## WRITTEN PROBLEM
Provide only the number of lines where "JSON" occurs.

Data items:

** Start **

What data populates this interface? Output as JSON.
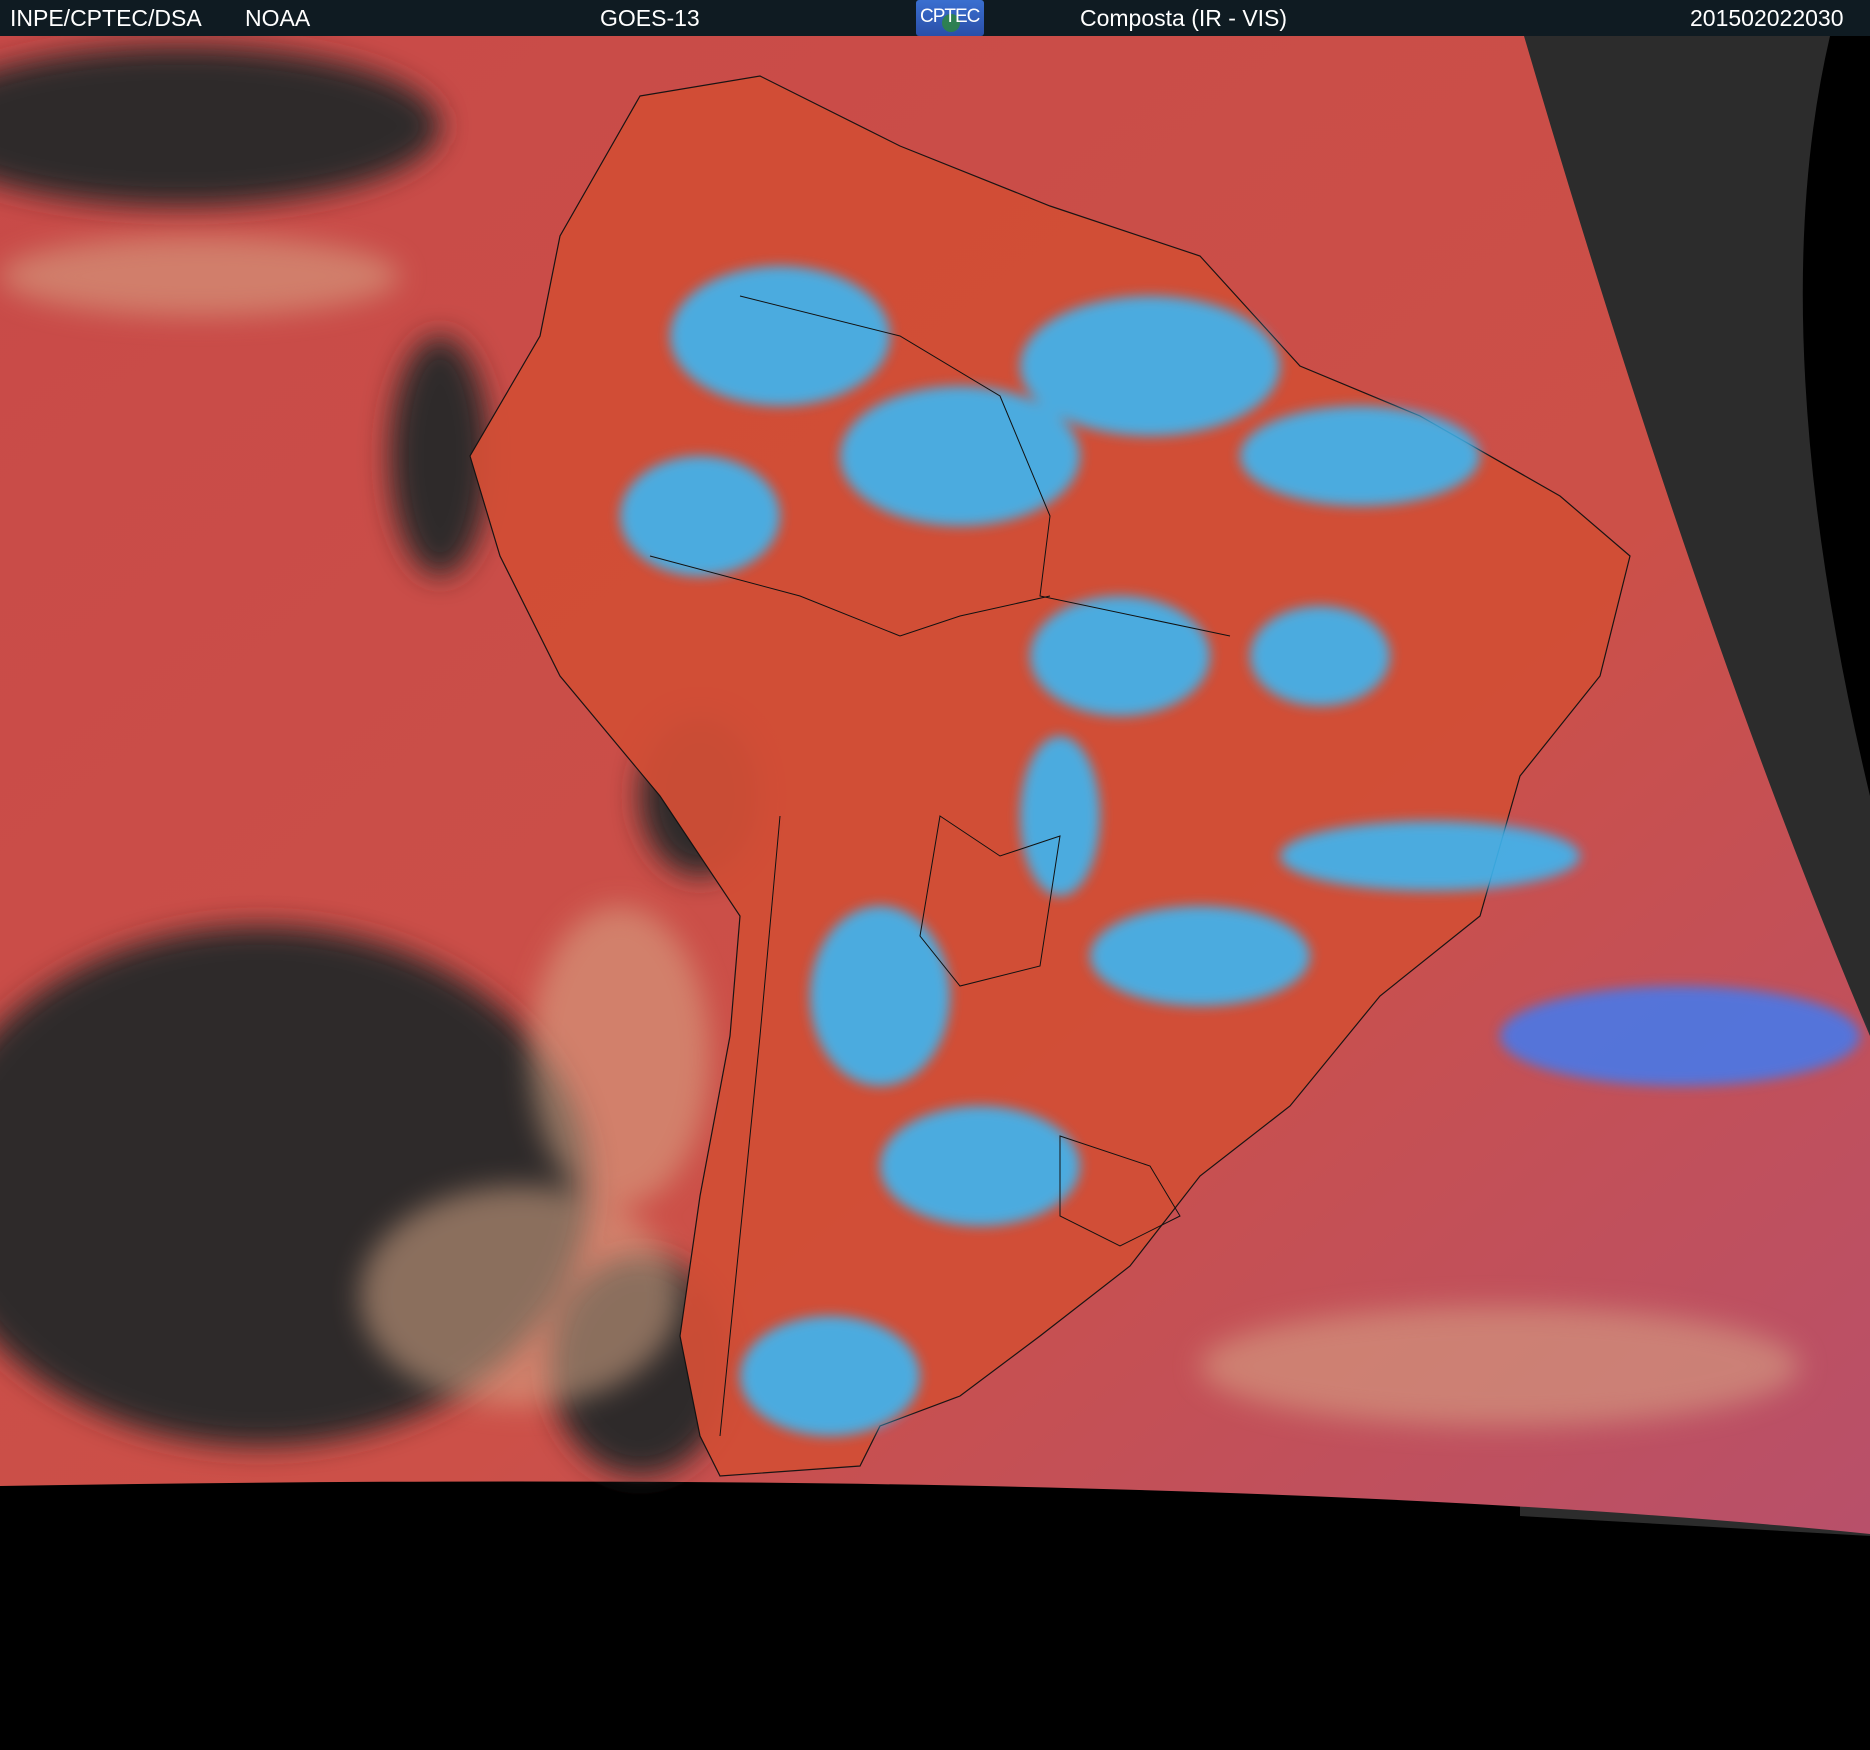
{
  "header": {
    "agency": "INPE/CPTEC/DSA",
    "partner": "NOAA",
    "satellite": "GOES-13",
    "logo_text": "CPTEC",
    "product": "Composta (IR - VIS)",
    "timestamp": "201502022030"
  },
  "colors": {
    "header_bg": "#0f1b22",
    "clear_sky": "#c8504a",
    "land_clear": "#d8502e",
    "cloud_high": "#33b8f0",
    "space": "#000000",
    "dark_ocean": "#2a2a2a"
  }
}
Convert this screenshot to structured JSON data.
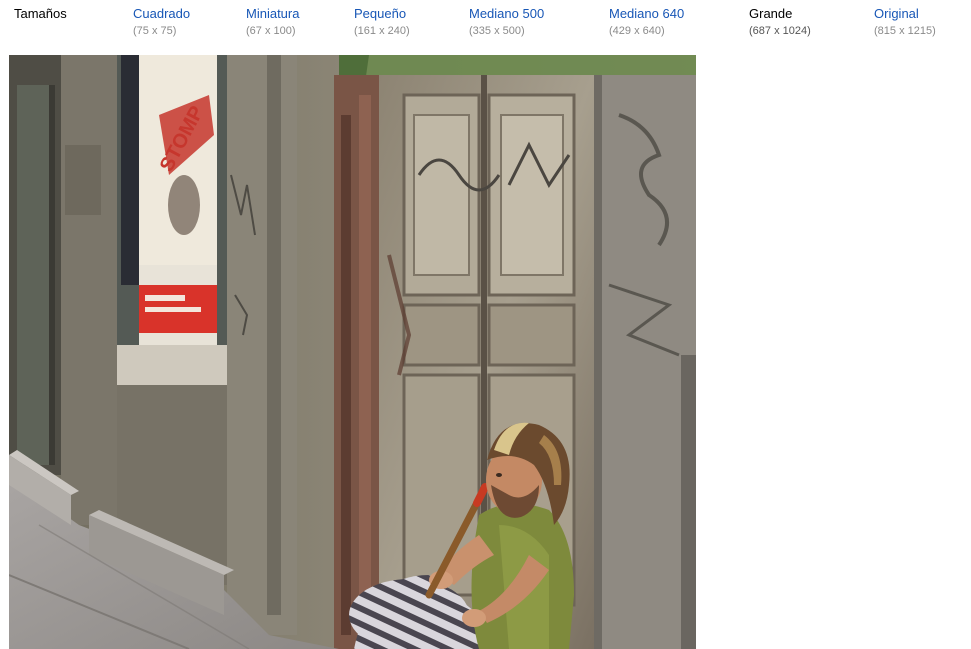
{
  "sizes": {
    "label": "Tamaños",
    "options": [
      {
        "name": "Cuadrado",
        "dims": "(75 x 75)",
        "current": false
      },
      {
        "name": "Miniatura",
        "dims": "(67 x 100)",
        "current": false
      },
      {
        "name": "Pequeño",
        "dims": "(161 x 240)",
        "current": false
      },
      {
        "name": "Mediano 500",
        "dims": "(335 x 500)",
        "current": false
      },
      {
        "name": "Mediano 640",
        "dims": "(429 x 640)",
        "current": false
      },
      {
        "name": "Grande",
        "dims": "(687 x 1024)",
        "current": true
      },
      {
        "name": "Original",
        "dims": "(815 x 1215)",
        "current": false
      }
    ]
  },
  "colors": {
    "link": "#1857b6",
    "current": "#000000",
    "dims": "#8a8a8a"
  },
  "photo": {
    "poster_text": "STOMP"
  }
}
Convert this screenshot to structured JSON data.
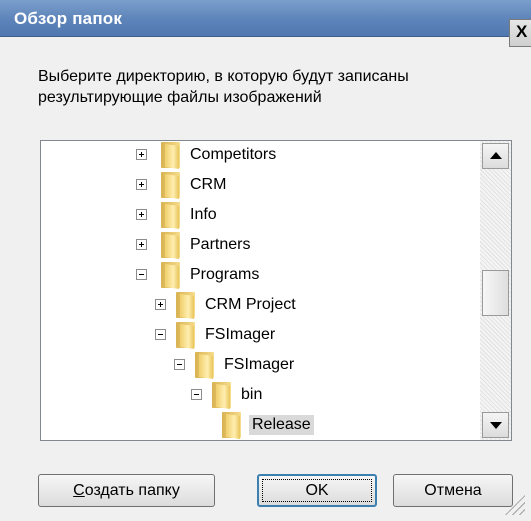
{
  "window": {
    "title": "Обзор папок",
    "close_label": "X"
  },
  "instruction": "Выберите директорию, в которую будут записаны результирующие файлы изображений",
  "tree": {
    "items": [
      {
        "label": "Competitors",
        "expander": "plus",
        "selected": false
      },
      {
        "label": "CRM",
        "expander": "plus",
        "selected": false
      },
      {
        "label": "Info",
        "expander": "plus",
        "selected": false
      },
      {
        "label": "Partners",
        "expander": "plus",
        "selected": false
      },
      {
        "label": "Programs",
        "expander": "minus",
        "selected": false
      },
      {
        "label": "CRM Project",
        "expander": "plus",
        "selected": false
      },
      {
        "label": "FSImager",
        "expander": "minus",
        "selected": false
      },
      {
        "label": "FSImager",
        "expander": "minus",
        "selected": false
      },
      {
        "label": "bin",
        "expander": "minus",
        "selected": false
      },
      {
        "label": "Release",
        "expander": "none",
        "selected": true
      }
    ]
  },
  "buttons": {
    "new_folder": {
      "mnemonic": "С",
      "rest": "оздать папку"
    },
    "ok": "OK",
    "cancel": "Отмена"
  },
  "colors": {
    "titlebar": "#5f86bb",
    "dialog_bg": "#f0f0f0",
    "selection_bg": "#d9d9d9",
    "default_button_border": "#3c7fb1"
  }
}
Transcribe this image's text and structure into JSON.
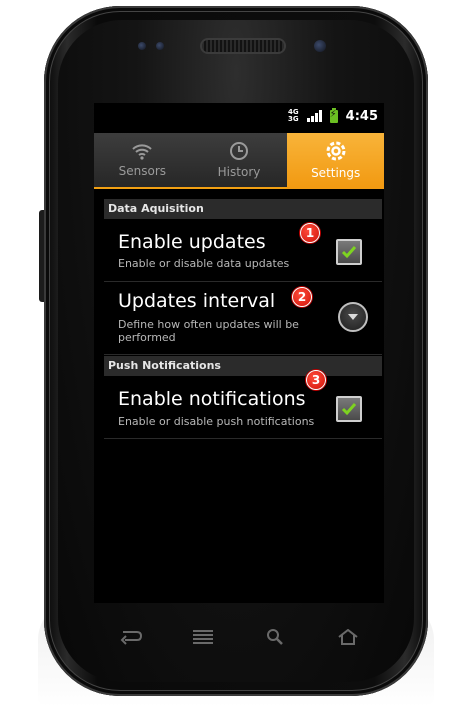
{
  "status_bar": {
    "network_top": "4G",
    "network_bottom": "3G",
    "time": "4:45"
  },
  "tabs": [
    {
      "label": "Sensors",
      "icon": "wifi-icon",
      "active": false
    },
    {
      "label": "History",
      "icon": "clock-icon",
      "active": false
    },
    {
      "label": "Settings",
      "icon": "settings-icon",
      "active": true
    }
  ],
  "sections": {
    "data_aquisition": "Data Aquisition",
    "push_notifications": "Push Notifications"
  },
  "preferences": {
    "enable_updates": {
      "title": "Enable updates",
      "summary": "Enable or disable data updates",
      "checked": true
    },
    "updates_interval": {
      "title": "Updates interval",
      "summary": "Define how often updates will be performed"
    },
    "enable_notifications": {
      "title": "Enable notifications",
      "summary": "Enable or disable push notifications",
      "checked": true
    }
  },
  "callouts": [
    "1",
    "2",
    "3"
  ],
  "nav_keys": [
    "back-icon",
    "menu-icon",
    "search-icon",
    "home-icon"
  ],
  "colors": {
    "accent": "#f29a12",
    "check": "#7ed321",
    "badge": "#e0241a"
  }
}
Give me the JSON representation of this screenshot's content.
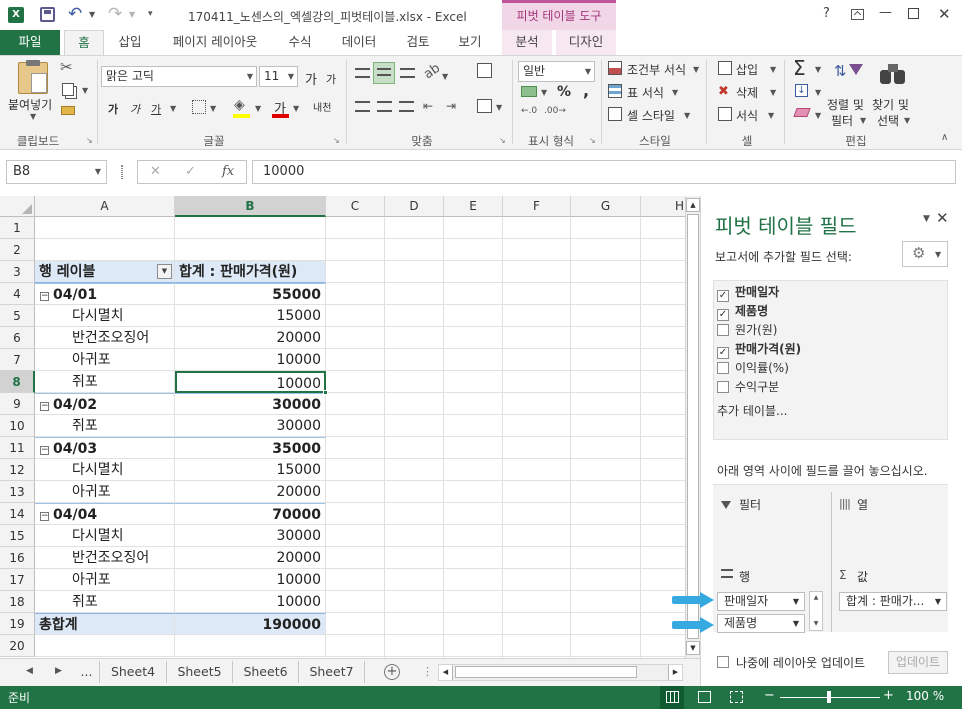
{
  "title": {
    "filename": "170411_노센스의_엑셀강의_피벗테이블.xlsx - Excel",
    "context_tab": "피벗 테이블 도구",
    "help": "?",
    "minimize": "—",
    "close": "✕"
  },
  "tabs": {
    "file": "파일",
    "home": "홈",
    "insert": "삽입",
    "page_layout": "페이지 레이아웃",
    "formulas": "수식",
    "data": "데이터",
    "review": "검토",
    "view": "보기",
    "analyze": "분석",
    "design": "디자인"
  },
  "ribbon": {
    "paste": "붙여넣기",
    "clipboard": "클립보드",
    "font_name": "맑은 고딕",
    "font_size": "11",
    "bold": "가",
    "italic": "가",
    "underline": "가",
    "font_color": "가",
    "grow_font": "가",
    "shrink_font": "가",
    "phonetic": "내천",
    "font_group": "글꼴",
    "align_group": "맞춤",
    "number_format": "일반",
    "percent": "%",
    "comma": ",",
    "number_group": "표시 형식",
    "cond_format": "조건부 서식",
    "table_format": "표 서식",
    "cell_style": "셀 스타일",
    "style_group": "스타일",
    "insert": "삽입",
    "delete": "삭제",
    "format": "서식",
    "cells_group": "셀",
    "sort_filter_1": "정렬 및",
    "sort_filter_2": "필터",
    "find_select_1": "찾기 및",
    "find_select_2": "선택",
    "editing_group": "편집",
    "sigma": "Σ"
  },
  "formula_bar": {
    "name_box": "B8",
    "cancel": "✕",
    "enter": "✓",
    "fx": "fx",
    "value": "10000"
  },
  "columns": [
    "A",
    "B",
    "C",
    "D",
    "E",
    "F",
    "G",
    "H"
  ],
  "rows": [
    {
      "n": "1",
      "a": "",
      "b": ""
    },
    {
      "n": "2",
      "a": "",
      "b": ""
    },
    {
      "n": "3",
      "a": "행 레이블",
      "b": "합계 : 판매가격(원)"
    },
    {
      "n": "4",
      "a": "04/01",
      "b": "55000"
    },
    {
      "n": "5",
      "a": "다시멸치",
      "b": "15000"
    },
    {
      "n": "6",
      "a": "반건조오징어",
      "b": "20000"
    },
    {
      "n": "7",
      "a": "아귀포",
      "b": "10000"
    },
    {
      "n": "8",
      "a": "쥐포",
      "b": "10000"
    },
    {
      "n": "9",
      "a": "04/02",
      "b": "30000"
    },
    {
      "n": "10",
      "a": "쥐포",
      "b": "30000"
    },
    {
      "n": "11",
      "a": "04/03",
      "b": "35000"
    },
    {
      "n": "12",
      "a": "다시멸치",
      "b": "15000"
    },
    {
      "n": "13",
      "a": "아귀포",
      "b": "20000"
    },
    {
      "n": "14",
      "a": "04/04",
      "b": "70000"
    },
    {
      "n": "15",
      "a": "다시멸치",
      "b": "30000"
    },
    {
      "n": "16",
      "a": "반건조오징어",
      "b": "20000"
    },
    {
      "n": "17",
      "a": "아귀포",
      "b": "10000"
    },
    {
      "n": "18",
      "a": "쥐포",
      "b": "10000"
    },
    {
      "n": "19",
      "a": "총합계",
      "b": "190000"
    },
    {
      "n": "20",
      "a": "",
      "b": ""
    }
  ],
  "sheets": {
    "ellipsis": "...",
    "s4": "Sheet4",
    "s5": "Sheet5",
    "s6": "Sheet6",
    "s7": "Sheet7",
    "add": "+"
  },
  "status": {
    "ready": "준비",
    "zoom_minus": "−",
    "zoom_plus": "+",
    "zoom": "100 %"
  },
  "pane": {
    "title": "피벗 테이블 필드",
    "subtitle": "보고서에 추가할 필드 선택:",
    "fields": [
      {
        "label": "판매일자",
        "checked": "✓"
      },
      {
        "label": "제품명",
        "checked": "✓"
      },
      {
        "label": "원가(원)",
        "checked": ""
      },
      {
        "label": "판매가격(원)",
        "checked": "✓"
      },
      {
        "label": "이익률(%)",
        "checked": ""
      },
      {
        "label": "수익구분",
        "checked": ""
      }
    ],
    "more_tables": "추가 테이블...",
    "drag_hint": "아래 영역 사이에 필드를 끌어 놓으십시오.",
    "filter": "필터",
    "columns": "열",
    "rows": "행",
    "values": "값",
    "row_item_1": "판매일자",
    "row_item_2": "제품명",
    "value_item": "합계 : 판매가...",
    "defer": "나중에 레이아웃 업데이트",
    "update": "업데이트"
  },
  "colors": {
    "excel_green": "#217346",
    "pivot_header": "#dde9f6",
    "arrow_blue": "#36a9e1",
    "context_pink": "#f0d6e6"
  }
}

** End **

## EXERCISE SOLUTION
5